◆ Set exercise:
Write out the lines of the listing word for word, starting at the first line and ending at the line containing "search-icon <box>819 37 829 49</box>", with both of those lines included.
### Extracted data
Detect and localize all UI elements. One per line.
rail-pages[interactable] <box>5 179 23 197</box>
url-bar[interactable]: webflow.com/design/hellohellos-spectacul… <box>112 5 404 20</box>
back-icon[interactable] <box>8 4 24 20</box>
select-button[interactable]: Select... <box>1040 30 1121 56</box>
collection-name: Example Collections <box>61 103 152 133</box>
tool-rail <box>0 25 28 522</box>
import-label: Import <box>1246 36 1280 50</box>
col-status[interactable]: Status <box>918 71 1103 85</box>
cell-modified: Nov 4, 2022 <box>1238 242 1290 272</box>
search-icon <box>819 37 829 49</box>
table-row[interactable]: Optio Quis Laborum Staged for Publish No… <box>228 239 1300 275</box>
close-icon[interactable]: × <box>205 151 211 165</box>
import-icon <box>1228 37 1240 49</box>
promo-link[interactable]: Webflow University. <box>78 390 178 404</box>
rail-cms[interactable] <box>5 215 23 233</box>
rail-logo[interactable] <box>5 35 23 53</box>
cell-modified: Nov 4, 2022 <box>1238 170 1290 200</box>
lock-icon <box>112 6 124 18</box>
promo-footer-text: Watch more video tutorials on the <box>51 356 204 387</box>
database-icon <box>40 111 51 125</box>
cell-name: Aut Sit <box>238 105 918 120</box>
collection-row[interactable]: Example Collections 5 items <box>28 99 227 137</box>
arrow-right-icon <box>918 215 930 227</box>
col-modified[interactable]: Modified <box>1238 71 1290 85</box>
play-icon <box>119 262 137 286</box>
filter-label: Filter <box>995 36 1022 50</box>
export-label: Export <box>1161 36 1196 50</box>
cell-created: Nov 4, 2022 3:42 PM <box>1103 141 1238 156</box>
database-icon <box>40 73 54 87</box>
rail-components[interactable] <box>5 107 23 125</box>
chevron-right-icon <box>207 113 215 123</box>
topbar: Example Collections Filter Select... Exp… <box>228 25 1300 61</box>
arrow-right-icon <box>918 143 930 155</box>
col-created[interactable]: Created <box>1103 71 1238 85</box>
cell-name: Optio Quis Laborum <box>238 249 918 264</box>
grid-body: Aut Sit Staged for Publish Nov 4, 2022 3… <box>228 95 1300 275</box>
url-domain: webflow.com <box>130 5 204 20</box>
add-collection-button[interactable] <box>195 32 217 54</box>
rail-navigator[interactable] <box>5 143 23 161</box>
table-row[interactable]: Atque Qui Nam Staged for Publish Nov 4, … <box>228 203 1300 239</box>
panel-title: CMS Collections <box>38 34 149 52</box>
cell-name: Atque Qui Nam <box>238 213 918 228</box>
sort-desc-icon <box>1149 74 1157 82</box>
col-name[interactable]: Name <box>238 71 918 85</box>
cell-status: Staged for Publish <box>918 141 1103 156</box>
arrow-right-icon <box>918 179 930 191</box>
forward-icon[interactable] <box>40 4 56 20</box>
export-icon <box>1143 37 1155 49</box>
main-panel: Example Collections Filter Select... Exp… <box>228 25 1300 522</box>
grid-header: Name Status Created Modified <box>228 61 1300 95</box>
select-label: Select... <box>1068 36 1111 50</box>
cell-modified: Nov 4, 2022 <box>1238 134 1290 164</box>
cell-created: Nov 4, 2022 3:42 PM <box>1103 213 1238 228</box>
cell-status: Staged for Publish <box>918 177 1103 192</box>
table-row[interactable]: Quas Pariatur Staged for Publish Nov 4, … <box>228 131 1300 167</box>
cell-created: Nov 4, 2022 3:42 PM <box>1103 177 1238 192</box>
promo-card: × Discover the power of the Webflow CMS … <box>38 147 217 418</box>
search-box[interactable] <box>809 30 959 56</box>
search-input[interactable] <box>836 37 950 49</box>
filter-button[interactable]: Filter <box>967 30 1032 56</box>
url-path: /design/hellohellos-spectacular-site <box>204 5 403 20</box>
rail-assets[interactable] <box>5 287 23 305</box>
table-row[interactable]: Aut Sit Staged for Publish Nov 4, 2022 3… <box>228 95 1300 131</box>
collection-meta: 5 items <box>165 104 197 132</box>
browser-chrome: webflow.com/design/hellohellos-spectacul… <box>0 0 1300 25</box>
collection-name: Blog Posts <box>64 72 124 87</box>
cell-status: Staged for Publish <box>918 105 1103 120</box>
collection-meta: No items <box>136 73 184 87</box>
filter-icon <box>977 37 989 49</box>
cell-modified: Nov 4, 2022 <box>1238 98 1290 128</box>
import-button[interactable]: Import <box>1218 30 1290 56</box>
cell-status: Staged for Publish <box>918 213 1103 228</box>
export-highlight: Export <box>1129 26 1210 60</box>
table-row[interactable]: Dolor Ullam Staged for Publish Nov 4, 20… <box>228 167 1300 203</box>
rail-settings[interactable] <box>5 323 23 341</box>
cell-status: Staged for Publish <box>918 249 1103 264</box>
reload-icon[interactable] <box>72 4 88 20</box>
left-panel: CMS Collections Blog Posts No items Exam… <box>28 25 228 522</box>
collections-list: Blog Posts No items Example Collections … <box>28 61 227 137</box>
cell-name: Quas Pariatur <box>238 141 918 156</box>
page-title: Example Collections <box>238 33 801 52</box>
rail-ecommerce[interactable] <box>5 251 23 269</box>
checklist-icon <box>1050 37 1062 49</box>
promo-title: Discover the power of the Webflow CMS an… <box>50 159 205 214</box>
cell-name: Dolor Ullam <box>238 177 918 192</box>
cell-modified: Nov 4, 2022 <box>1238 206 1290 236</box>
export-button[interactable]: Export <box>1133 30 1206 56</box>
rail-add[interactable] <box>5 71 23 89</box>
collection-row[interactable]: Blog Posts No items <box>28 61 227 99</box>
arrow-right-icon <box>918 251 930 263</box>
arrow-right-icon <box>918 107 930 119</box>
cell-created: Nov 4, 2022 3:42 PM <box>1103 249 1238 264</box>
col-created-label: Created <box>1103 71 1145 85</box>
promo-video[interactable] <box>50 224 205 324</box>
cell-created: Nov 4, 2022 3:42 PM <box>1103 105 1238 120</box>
######
◆ Result of the exercise:
Detect and localize all UI elements. One per line.
rail-pages[interactable] <box>5 179 23 197</box>
url-bar[interactable]: webflow.com/design/hellohellos-spectacul… <box>112 5 404 20</box>
back-icon[interactable] <box>8 4 24 20</box>
select-button[interactable]: Select... <box>1040 30 1121 56</box>
collection-name: Example Collections <box>61 103 152 133</box>
tool-rail <box>0 25 28 522</box>
import-label: Import <box>1246 36 1280 50</box>
col-status[interactable]: Status <box>918 71 1103 85</box>
cell-modified: Nov 4, 2022 <box>1238 242 1290 272</box>
search-icon <box>819 37 829 49</box>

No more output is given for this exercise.